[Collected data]
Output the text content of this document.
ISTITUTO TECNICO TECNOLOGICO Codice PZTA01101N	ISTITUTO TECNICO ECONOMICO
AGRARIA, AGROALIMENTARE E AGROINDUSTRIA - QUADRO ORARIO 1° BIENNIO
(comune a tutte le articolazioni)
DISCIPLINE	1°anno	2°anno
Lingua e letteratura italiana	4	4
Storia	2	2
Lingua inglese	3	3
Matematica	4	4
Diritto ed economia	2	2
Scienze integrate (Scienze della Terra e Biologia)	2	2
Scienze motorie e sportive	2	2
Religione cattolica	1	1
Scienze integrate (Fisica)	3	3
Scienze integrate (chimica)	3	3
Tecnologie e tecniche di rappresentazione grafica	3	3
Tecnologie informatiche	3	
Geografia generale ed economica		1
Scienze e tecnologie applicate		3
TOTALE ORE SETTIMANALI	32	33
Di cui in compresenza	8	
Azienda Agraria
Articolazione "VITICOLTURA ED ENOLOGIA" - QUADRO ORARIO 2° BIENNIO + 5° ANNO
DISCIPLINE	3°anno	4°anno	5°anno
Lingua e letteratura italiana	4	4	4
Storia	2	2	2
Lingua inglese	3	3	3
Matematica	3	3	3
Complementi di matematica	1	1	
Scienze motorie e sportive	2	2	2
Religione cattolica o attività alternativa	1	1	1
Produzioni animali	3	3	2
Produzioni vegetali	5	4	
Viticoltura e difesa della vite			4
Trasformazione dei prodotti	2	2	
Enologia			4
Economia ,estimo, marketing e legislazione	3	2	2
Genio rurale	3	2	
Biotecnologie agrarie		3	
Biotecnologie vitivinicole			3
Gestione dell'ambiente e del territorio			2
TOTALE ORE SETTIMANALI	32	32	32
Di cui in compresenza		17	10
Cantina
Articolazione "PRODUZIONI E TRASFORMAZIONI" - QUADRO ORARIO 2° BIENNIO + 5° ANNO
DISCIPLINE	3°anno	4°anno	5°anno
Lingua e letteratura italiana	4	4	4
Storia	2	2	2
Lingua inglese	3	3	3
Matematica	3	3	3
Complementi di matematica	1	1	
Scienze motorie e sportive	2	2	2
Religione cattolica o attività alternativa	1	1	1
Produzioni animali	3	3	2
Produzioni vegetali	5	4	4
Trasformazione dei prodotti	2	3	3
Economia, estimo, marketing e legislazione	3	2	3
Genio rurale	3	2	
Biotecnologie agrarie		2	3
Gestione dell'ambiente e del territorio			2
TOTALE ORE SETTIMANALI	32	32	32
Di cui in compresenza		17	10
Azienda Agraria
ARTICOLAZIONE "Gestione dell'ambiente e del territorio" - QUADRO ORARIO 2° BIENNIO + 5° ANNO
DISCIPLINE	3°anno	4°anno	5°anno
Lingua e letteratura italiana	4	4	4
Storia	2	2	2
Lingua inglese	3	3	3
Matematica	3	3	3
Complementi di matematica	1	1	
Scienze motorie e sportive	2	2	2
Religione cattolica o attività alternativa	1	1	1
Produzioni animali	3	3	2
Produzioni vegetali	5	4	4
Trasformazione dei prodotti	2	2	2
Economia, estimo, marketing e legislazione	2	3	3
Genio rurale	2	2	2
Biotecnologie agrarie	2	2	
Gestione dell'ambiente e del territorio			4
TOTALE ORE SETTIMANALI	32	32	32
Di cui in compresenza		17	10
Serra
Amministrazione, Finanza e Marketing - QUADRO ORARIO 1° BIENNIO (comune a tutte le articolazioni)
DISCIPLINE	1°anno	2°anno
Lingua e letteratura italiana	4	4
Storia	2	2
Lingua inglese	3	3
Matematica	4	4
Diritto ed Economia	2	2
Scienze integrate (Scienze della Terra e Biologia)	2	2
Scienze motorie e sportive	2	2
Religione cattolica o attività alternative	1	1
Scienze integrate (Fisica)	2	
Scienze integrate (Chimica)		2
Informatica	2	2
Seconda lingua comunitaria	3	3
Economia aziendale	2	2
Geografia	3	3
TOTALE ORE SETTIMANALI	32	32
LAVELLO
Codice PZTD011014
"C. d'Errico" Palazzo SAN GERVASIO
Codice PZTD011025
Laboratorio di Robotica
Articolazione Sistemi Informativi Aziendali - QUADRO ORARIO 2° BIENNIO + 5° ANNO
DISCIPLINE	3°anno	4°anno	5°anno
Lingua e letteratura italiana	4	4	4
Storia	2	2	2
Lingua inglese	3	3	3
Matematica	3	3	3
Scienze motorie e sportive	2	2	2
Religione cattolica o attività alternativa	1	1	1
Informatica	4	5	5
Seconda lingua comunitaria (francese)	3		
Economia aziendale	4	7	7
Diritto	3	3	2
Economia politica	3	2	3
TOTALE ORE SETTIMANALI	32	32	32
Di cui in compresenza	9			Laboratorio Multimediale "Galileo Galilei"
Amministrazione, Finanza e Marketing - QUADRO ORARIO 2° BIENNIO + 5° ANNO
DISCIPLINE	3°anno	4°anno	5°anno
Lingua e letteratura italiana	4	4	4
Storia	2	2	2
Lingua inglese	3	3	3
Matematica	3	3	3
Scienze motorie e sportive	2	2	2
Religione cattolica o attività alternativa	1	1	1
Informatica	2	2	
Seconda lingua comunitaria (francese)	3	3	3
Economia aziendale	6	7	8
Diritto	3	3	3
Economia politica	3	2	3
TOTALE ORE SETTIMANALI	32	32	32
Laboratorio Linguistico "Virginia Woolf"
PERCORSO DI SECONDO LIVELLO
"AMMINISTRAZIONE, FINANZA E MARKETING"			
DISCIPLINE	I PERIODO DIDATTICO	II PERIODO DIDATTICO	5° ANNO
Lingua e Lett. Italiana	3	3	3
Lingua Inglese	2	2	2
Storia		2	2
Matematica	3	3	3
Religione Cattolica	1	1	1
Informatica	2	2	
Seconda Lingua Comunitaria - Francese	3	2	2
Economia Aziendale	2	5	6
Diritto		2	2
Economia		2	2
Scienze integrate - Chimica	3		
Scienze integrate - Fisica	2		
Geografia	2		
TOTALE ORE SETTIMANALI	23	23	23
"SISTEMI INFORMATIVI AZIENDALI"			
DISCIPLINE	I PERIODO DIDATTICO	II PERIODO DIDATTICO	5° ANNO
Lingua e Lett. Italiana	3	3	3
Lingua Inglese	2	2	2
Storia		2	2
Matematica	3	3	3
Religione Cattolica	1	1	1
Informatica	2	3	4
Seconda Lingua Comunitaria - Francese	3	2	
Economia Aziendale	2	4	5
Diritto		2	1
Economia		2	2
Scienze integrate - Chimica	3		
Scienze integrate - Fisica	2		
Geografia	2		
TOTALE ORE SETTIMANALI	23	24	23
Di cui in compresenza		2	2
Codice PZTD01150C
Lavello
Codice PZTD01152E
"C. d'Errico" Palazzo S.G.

▸ **Written request**
Write out all records exactly, keeping every detail.

▸ **Exercise result**
Output the text content of this document.
ISTITUTO TECNICO TECNOLOGICO Codice PZTA01101N	ISTITUTO TECNICO ECONOMICO
AGRARIA, AGROALIMENTARE E AGROINDUSTRIA - QUADRO ORARIO 1° BIENNIO
(comune a tutte le articolazioni)
DISCIPLINE	1°anno	2°anno
Lingua e letteratura italiana	4	4
Storia	2	2
Lingua inglese	3	3
Matematica	4	4
Diritto ed economia	2	2
Scienze integrate (Scienze della Terra e Biologia)	2	2
Scienze motorie e sportive	2	2
Religione cattolica	1	1
Scienze integrate (Fisica)	3	3
Scienze integrate (chimica)	3	3
Tecnologie e tecniche di rappresentazione grafica	3	3
Tecnologie informatiche	3	
Geografia generale ed economica		1
Scienze e tecnologie applicate		3
TOTALE ORE SETTIMANALI	32	33
Di cui in compresenza	8	
Azienda Agraria
Articolazione "VITICOLTURA ED ENOLOGIA" - QUADRO ORARIO 2° BIENNIO + 5° ANNO
DISCIPLINE	3°anno	4°anno	5°anno
Lingua e letteratura italiana	4	4	4
Storia	2	2	2
Lingua inglese	3	3	3
Matematica	3	3	3
Complementi di matematica	1	1	
Scienze motorie e sportive	2	2	2
Religione cattolica o attività alternativa	1	1	1
Produzioni animali	3	3	2
Produzioni vegetali	5	4	
Viticoltura e difesa della vite			4
Trasformazione dei prodotti	2	2	
Enologia			4
Economia ,estimo, marketing e legislazione	3	2	2
Genio rurale	3	2	
Biotecnologie agrarie		3	
Biotecnologie vitivinicole			3
Gestione dell'ambiente e del territorio			2
TOTALE ORE SETTIMANALI	32	32	32
Di cui in compresenza		17	10
Cantina
Articolazione "PRODUZIONI E TRASFORMAZIONI" - QUADRO ORARIO 2° BIENNIO + 5° ANNO
DISCIPLINE	3°anno	4°anno	5°anno
Lingua e letteratura italiana	4	4	4
Storia	2	2	2
Lingua inglese	3	3	3
Matematica	3	3	3
Complementi di matematica	1	1	
Scienze motorie e sportive	2	2	2
Religione cattolica o attività alternativa	1	1	1
Produzioni animali	3	3	2
Produzioni vegetali	5	4	4
Trasformazione dei prodotti	2	3	3
Economia, estimo, marketing e legislazione	3	2	3
Genio rurale	3	2	
Biotecnologie agrarie		2	3
Gestione dell'ambiente e del territorio			2
TOTALE ORE SETTIMANALI	32	32	32
Di cui in compresenza		17	10
Azienda Agraria
ARTICOLAZIONE "Gestione dell'ambiente e del territorio" - QUADRO ORARIO 2° BIENNIO + 5° ANNO
DISCIPLINE	3°anno	4°anno	5°anno
Lingua e letteratura italiana	4	4	4
Storia	2	2	2
Lingua inglese	3	3	3
Matematica	3	3	3
Complementi di matematica	1	1	
Scienze motorie e sportive	2	2	2
Religione cattolica o attività alternativa	1	1	1
Produzioni animali	3	3	2
Produzioni vegetali	5	4	4
Trasformazione dei prodotti	2	2	2
Economia, estimo, marketing e legislazione	2	3	3
Genio rurale	2	2	2
Biotecnologie agrarie	2	2	
Gestione dell'ambiente e del territorio			4
TOTALE ORE SETTIMANALI	32	32	32
Di cui in compresenza		17	10
Serra
Amministrazione, Finanza e Marketing - QUADRO ORARIO 1° BIENNIO (comune a tutte le articolazioni)
DISCIPLINE	1°anno	2°anno
Lingua e letteratura italiana	4	4
Storia	2	2
Lingua inglese	3	3
Matematica	4	4
Diritto ed Economia	2	2
Scienze integrate (Scienze della Terra e Biologia)	2	2
Scienze motorie e sportive	2	2
Religione cattolica o attività alternative	1	1
Scienze integrate (Fisica)	2	
Scienze integrate (Chimica)		2
Informatica	2	2
Seconda lingua comunitaria	3	3
Economia aziendale	2	2
Geografia	3	3
TOTALE ORE SETTIMANALI	32	32
LAVELLO
Codice PZTD011014
"C. d'Errico" Palazzo SAN GERVASIO
Codice PZTD011025
Laboratorio di Robotica
Articolazione Sistemi Informativi Aziendali - QUADRO ORARIO 2° BIENNIO + 5° ANNO
DISCIPLINE	3°anno	4°anno	5°anno
Lingua e letteratura italiana	4	4	4
Storia	2	2	2
Lingua inglese	3	3	3
Matematica	3	3	3
Scienze motorie e sportive	2	2	2
Religione cattolica o attività alternativa	1	1	1
Informatica	4	5	5
Seconda lingua comunitaria (francese)	3		
Economia aziendale	4	7	7
Diritto	3	3	2
Economia politica	3	2	3
TOTALE ORE SETTIMANALI	32	32	32
Di cui in compresenza	9			Laboratorio Multimediale "Galileo Galilei"
Amministrazione, Finanza e Marketing - QUADRO ORARIO 2° BIENNIO + 5° ANNO
DISCIPLINE	3°anno	4°anno	5°anno
Lingua e letteratura italiana	4	4	4
Storia	2	2	2
Lingua inglese	3	3	3
Matematica	3	3	3
Scienze motorie e sportive	2	2	2
Religione cattolica o attività alternativa	1	1	1
Informatica	2	2	
Seconda lingua comunitaria (francese)	3	3	3
Economia aziendale	6	7	8
Diritto	3	3	3
Economia politica	3	2	3
TOTALE ORE SETTIMANALI	32	32	32
Laboratorio Linguistico "Virginia Woolf"
PERCORSO DI SECONDO LIVELLO
"AMMINISTRAZIONE, FINANZA E MARKETING"			
DISCIPLINE	I PERIODO DIDATTICO	II PERIODO DIDATTICO	5° ANNO
Lingua e Lett. Italiana	3	3	3
Lingua Inglese	2	2	2
Storia		2	2
Matematica	3	3	3
Religione Cattolica	1	1	1
Informatica	2	2	
Seconda Lingua Comunitaria - Francese	3	2	2
Economia Aziendale	2	5	6
Diritto		2	2
Economia		2	2
Scienze integrate - Chimica	3		
Scienze integrate - Fisica	2		
Geografia	2		
TOTALE ORE SETTIMANALI	23	23	23
"SISTEMI INFORMATIVI AZIENDALI"			
DISCIPLINE	I PERIODO DIDATTICO	II PERIODO DIDATTICO	5° ANNO
Lingua e Lett. Italiana	3	3	3
Lingua Inglese	2	2	2
Storia		2	2
Matematica	3	3	3
Religione Cattolica	1	1	1
Informatica	2	3	4
Seconda Lingua Comunitaria - Francese	3	2	
Economia Aziendale	2	4	5
Diritto		2	1
Economia		2	2
Scienze integrate - Chimica	3		
Scienze integrate - Fisica	2		
Geografia	2		
TOTALE ORE SETTIMANALI	23	24	23
Di cui in compresenza		2	2
Codice PZTD01150C
Lavello
Codice PZTD01152E
"C. d'Errico" Palazzo S.G.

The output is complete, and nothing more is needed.